» THE PROBLEM
Return the material word for word. Do not include pictures.

» TASK MATERIAL

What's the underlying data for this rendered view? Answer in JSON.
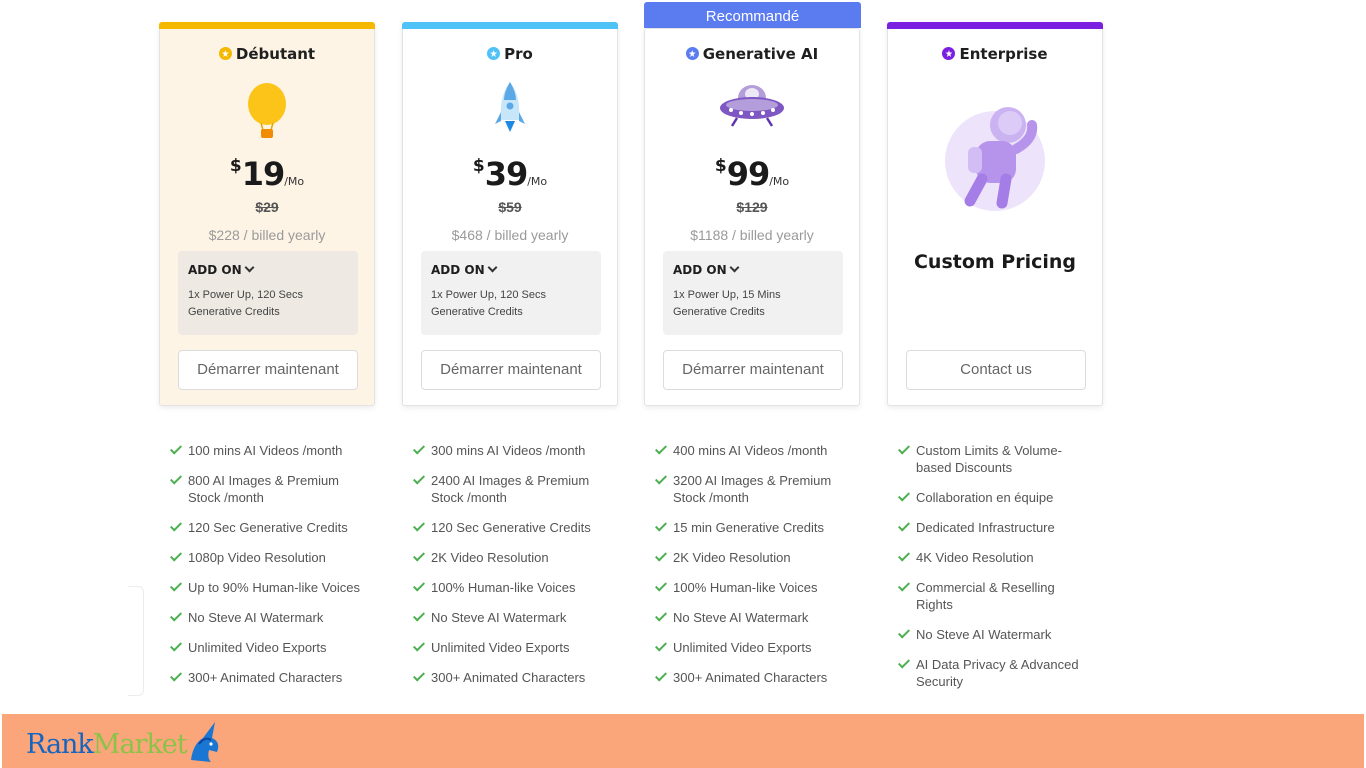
{
  "plans": [
    {
      "name": "Débutant",
      "accent": "#f5b800",
      "currency": "$",
      "price": "19",
      "period": "/Mo",
      "old_price": "$29",
      "yearly": "$228 / billed yearly",
      "addon_title": "ADD ON",
      "addon_desc": "1x Power Up, 120 Secs Generative Credits",
      "cta": "Démarrer maintenant",
      "icon": "balloon-icon",
      "features": [
        "100 mins AI Videos /month",
        "800 AI Images & Premium Stock /month",
        "120 Sec Generative Credits",
        "1080p Video Resolution",
        "Up to 90% Human-like Voices",
        "No Steve AI Watermark",
        "Unlimited Video Exports",
        "300+ Animated Characters"
      ]
    },
    {
      "name": "Pro",
      "accent": "#4fc3f7",
      "currency": "$",
      "price": "39",
      "period": "/Mo",
      "old_price": "$59",
      "yearly": "$468 / billed yearly",
      "addon_title": "ADD ON",
      "addon_desc": "1x Power Up, 120 Secs Generative Credits",
      "cta": "Démarrer maintenant",
      "icon": "rocket-icon",
      "features": [
        "300 mins AI Videos /month",
        "2400 AI Images & Premium Stock /month",
        "120 Sec Generative Credits",
        "2K Video Resolution",
        "100% Human-like Voices",
        "No Steve AI Watermark",
        "Unlimited Video Exports",
        "300+ Animated Characters"
      ]
    },
    {
      "name": "Generative AI",
      "accent": "#5b7cf0",
      "badge": "Recommandé",
      "currency": "$",
      "price": "99",
      "period": "/Mo",
      "old_price": "$129",
      "yearly": "$1188 / billed yearly",
      "addon_title": "ADD ON",
      "addon_desc": "1x Power Up, 15 Mins Generative Credits",
      "cta": "Démarrer maintenant",
      "icon": "ufo-icon",
      "features": [
        "400 mins AI Videos /month",
        "3200 AI Images & Premium Stock /month",
        "15 min Generative Credits",
        "2K Video Resolution",
        "100% Human-like Voices",
        "No Steve AI Watermark",
        "Unlimited Video Exports",
        "300+ Animated Characters"
      ]
    },
    {
      "name": "Enterprise",
      "accent": "#7b1fe0",
      "custom_pricing": "Custom Pricing",
      "cta": "Contact us",
      "icon": "astronaut-icon",
      "features": [
        "Custom Limits & Volume-based Discounts",
        "Collaboration en équipe",
        "Dedicated Infrastructure",
        "4K Video Resolution",
        "Commercial & Reselling Rights",
        "No Steve AI Watermark",
        "AI Data Privacy & Advanced Security"
      ]
    }
  ],
  "footer": {
    "logo_part1": "Rank",
    "logo_part2": "Market",
    "logo_icon": "unicorn-icon",
    "background": "#fba67a"
  }
}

» FULL RESPONSE
What's the underlying data for this rendered view? Answer in JSON.
{
  "plans": [
    {
      "name": "Débutant",
      "accent": "#f5b800",
      "currency": "$",
      "price": "19",
      "period": "/Mo",
      "old_price": "$29",
      "yearly": "$228 / billed yearly",
      "addon_title": "ADD ON",
      "addon_desc": "1x Power Up, 120 Secs Generative Credits",
      "cta": "Démarrer maintenant",
      "icon": "balloon-icon",
      "features": [
        "100 mins AI Videos /month",
        "800 AI Images & Premium Stock /month",
        "120 Sec Generative Credits",
        "1080p Video Resolution",
        "Up to 90% Human-like Voices",
        "No Steve AI Watermark",
        "Unlimited Video Exports",
        "300+ Animated Characters"
      ]
    },
    {
      "name": "Pro",
      "accent": "#4fc3f7",
      "currency": "$",
      "price": "39",
      "period": "/Mo",
      "old_price": "$59",
      "yearly": "$468 / billed yearly",
      "addon_title": "ADD ON",
      "addon_desc": "1x Power Up, 120 Secs Generative Credits",
      "cta": "Démarrer maintenant",
      "icon": "rocket-icon",
      "features": [
        "300 mins AI Videos /month",
        "2400 AI Images & Premium Stock /month",
        "120 Sec Generative Credits",
        "2K Video Resolution",
        "100% Human-like Voices",
        "No Steve AI Watermark",
        "Unlimited Video Exports",
        "300+ Animated Characters"
      ]
    },
    {
      "name": "Generative AI",
      "accent": "#5b7cf0",
      "badge": "Recommandé",
      "currency": "$",
      "price": "99",
      "period": "/Mo",
      "old_price": "$129",
      "yearly": "$1188 / billed yearly",
      "addon_title": "ADD ON",
      "addon_desc": "1x Power Up, 15 Mins Generative Credits",
      "cta": "Démarrer maintenant",
      "icon": "ufo-icon",
      "features": [
        "400 mins AI Videos /month",
        "3200 AI Images & Premium Stock /month",
        "15 min Generative Credits",
        "2K Video Resolution",
        "100% Human-like Voices",
        "No Steve AI Watermark",
        "Unlimited Video Exports",
        "300+ Animated Characters"
      ]
    },
    {
      "name": "Enterprise",
      "accent": "#7b1fe0",
      "custom_pricing": "Custom Pricing",
      "cta": "Contact us",
      "icon": "astronaut-icon",
      "features": [
        "Custom Limits & Volume-based Discounts",
        "Collaboration en équipe",
        "Dedicated Infrastructure",
        "4K Video Resolution",
        "Commercial & Reselling Rights",
        "No Steve AI Watermark",
        "AI Data Privacy & Advanced Security"
      ]
    }
  ],
  "footer": {
    "logo_part1": "Rank",
    "logo_part2": "Market",
    "logo_icon": "unicorn-icon",
    "background": "#fba67a"
  }
}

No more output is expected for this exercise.